◆ Task details:
Carry none of the pictures over; set down the material below exactly.

— start Exercise materials —

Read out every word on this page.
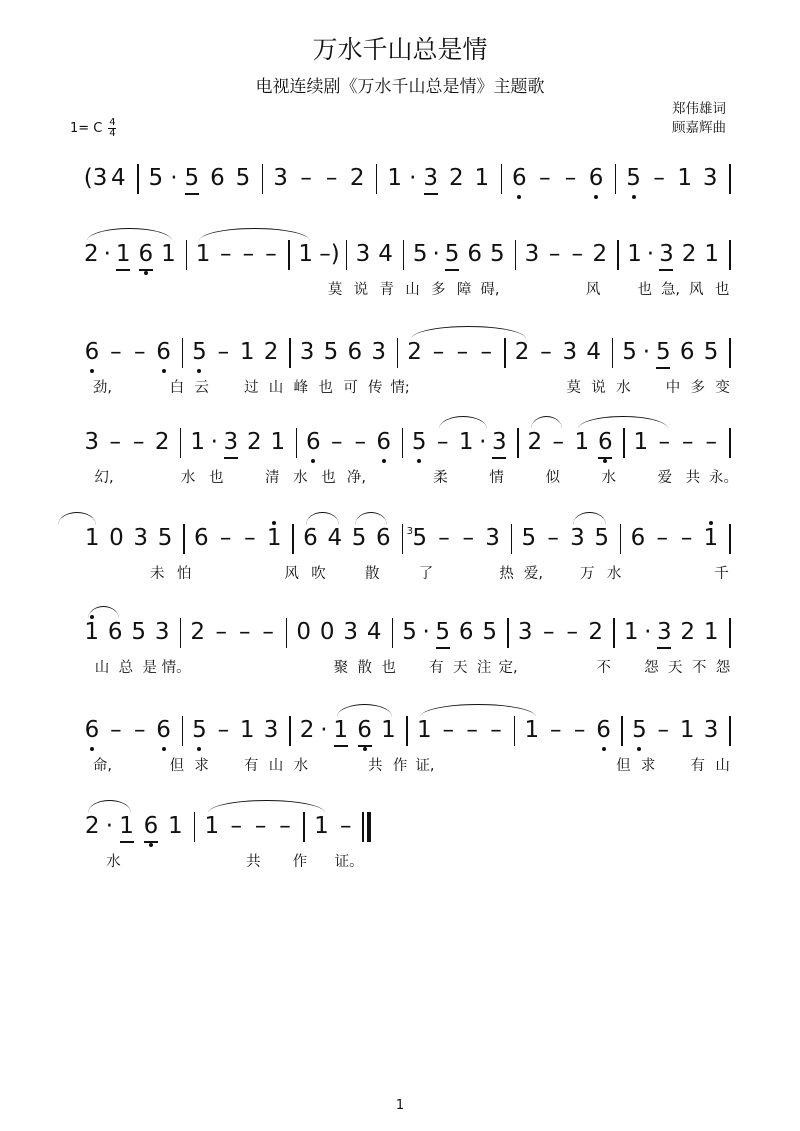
万水千山总是情
电视连续剧《万水千山总是情》主题歌
郑伟雄词
顾嘉辉曲
1= C $\frac{4}{4}$
(3 4 5 · 5 6 5 3 – – 2 1 · 3 2 1 6 – – 6 5 – 1 3
2 · 1 6 1 1 – – – 1 –) 3 4 5 · 5 6 5 3 – – 2 1 · 3 2 1
莫 说 青 山 多 障 碍,	风	也 急, 风 也
6 – – 6 5 – 1 2 3 5 6 3 2 – – – 2 – 3 4 5 · 5 6 5
劲,	白 云	过 山 峰 也 可 传 情;	莫 说 水	中 多 变
3 – – 2 1 · 3 2 1 6 – – 6 5 – 1 · 3 2 – 1 6 1 – – –
幻,	水 也	清 水 也 净,	柔	情	似	水	爱 共 永。
1 0 3 5 6 – – 1 6 4 5 6 5
3 – – 3 5 – 3 5 6 – – 1
未 怕	风 吹	散	了	热 爱,	万 水	千
1 6 5 3 2 – – – 0 0 3 4 5 · 5 6 5 3 – – 2 1 · 3 2 1
山 总 是 情。	聚 散 也	有 天 注 定,	不	怨 天 不 怨
6 – – 6 5 – 1 3 2 · 1 6 1 1 – – – 1 – – 6 5 – 1 3
命,	但 求	有 山 水	共 作 证,	但 求	有 山
2 · 1 6 1 1 – – – 1 –
水	共	作	证。
1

— end Exercise materials —

◆ Expected answer:
Read out every word on this page.
万水千山总是情
电视连续剧《万水千山总是情》主题歌
郑伟雄词
顾嘉辉曲
1= C $\frac{4}{4}$
(3 4 5 · 5 6 5 3 – – 2 1 · 3 2 1 6 – – 6 5 – 1 3
2 · 1 6 1 1 – – – 1 –) 3 4 5 · 5 6 5 3 – – 2 1 · 3 2 1
莫 说 青 山 多 障 碍,	风	也 急, 风 也
6 – – 6 5 – 1 2 3 5 6 3 2 – – – 2 – 3 4 5 · 5 6 5
劲,	白 云	过 山 峰 也 可 传 情;	莫 说 水	中 多 变
3 – – 2 1 · 3 2 1 6 – – 6 5 – 1 · 3 2 – 1 6 1 – – –
幻,	水 也	清 水 也 净,	柔	情	似	水	爱 共 永。
1 0 3 5 6 – – 1 6 4 5 6 5
3 – – 3 5 – 3 5 6 – – 1
未 怕	风 吹	散	了	热 爱,	万 水	千
1 6 5 3 2 – – – 0 0 3 4 5 · 5 6 5 3 – – 2 1 · 3 2 1
山 总 是 情。	聚 散 也	有 天 注 定,	不	怨 天 不 怨
6 – – 6 5 – 1 3 2 · 1 6 1 1 – – – 1 – – 6 5 – 1 3
命,	但 求	有 山 水	共 作 证,	但 求	有 山
2 · 1 6 1 1 – – – 1 –
水	共	作	证。
1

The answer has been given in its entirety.